Saved data entries
** begin **

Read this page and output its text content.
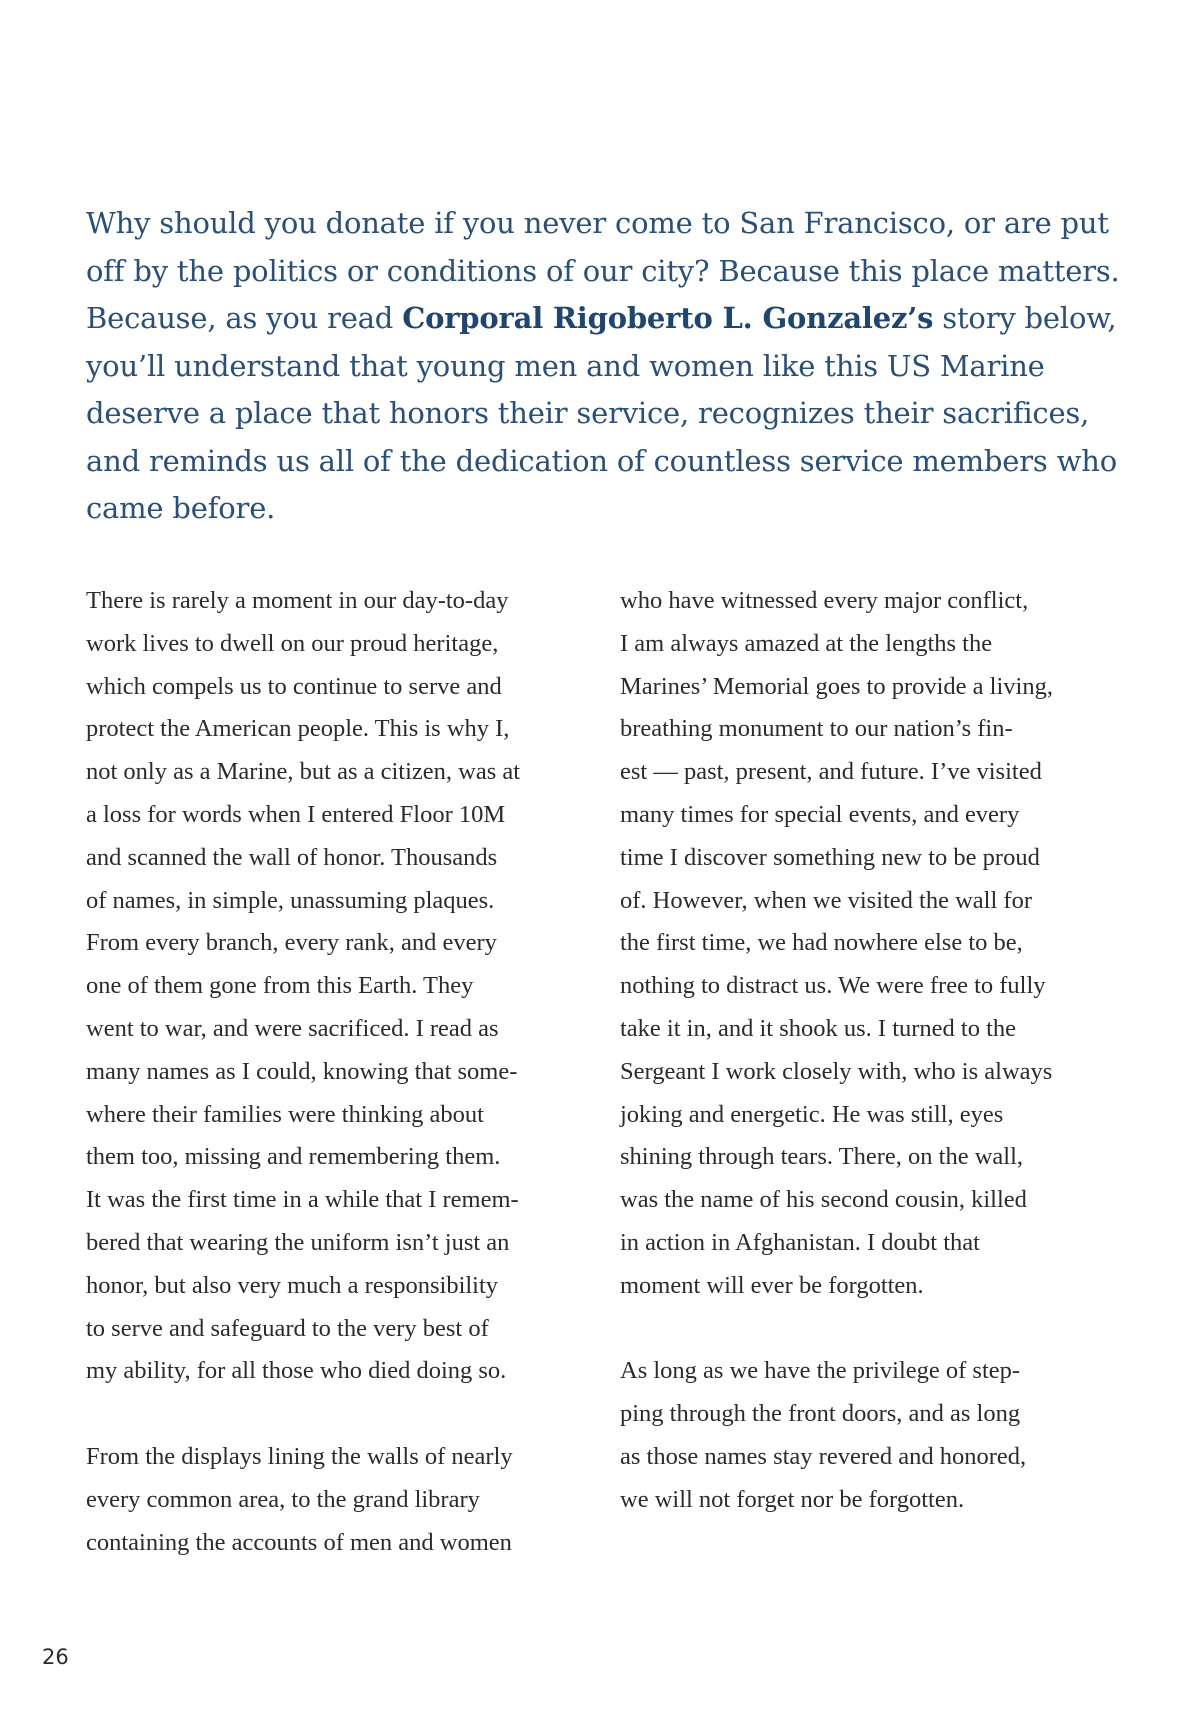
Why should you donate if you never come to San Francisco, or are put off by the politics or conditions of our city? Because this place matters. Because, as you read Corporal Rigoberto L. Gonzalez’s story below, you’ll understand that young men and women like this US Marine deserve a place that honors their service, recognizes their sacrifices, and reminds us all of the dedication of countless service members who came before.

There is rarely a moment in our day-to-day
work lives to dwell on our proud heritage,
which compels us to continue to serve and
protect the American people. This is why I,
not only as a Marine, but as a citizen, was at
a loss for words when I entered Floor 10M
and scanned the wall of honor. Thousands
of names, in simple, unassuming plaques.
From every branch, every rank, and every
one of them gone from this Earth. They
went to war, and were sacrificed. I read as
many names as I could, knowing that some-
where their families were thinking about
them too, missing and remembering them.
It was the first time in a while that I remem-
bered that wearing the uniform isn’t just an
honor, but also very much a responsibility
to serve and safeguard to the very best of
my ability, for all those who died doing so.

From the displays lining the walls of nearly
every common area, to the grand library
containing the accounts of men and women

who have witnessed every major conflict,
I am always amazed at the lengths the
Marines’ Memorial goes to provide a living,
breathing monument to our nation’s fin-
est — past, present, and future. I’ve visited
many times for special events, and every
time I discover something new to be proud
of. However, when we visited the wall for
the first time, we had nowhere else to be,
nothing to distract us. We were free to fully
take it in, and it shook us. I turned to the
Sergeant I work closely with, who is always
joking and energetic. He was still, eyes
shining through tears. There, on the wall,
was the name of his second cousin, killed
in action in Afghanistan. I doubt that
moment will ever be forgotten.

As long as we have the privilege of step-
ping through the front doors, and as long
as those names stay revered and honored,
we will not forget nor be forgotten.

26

** end **
** begin **

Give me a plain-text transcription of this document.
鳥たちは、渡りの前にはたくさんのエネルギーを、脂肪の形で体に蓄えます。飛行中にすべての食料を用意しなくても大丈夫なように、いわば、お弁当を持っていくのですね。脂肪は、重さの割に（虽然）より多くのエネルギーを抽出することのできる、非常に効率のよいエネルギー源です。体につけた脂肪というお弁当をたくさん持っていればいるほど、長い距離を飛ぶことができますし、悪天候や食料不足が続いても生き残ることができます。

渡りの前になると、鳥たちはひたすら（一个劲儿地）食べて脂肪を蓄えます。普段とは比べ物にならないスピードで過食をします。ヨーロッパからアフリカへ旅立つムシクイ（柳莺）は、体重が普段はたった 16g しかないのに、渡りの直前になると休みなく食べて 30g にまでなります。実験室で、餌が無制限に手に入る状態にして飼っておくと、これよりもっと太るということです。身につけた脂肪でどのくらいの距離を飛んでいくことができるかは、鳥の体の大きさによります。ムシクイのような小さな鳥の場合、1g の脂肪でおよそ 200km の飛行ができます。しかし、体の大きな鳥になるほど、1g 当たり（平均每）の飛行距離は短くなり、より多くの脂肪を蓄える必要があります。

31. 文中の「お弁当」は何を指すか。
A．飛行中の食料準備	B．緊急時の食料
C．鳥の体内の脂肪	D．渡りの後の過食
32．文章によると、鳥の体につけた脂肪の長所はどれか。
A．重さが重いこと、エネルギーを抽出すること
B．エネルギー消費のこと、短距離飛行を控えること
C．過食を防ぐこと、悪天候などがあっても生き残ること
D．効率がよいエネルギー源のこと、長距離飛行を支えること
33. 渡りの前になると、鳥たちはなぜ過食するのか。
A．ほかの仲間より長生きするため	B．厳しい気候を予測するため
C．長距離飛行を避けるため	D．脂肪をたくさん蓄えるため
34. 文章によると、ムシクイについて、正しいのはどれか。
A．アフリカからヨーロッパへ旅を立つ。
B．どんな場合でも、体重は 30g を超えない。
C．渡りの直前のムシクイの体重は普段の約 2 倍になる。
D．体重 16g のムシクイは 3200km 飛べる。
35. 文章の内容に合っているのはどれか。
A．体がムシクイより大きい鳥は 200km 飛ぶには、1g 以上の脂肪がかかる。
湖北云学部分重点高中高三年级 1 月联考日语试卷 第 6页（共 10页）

** end **

> [YOUR OBJECTIVE]:
Identify each line containing the string "have" and copy it out.

> [SOLUTION]:
who have witnessed every major conflict,
As long as we have the privilege of step-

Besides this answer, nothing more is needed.